GOAL –
Read through the entries below and return each line with the word "price".

#### EXERCISE MATERIALS

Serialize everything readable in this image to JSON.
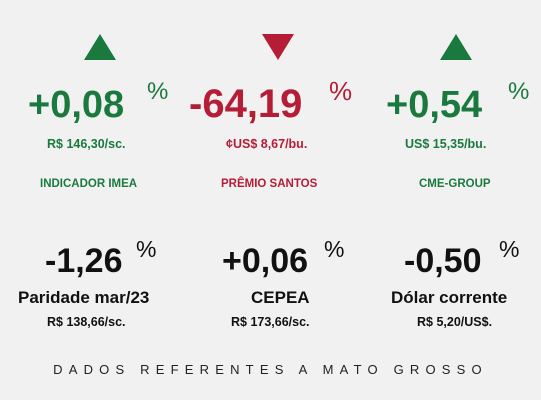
{
  "colors": {
    "green": "#1a7a3e",
    "red": "#b51d37",
    "black": "#111111",
    "background": "#f1f1f1"
  },
  "top": [
    {
      "trend": "up",
      "trend_icon": "up-triangle-icon",
      "value": "+0,08",
      "percent": "%",
      "price": "R$ 146,30/sc.",
      "label": "INDICADOR IMEA",
      "color": "green"
    },
    {
      "trend": "down",
      "trend_icon": "down-triangle-icon",
      "value": "-64,19",
      "percent": "%",
      "price": "¢US$ 8,67/bu.",
      "label": "PRÊMIO SANTOS",
      "color": "red"
    },
    {
      "trend": "up",
      "trend_icon": "up-triangle-icon",
      "value": "+0,54",
      "percent": "%",
      "price": "US$ 15,35/bu.",
      "label": "CME-GROUP",
      "color": "green"
    }
  ],
  "bottom": [
    {
      "value": "-1,26",
      "percent": "%",
      "title": "Paridade mar/23",
      "price": "R$ 138,66/sc."
    },
    {
      "value": "+0,06",
      "percent": "%",
      "title": "CEPEA",
      "price": "R$ 173,66/sc."
    },
    {
      "value": "-0,50",
      "percent": "%",
      "title": "Dólar corrente",
      "price": "R$ 5,20/US$."
    }
  ],
  "footer": "DADOS REFERENTES A MATO GROSSO"
}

########

IN RESPONSE –
      "price": "R$ 146,30/sc.",
      "price": "¢US$ 8,67/bu.",
      "price": "US$ 15,35/bu.",
      "price": "R$ 138,66/sc."
      "price": "R$ 173,66/sc."
      "price": "R$ 5,20/US$."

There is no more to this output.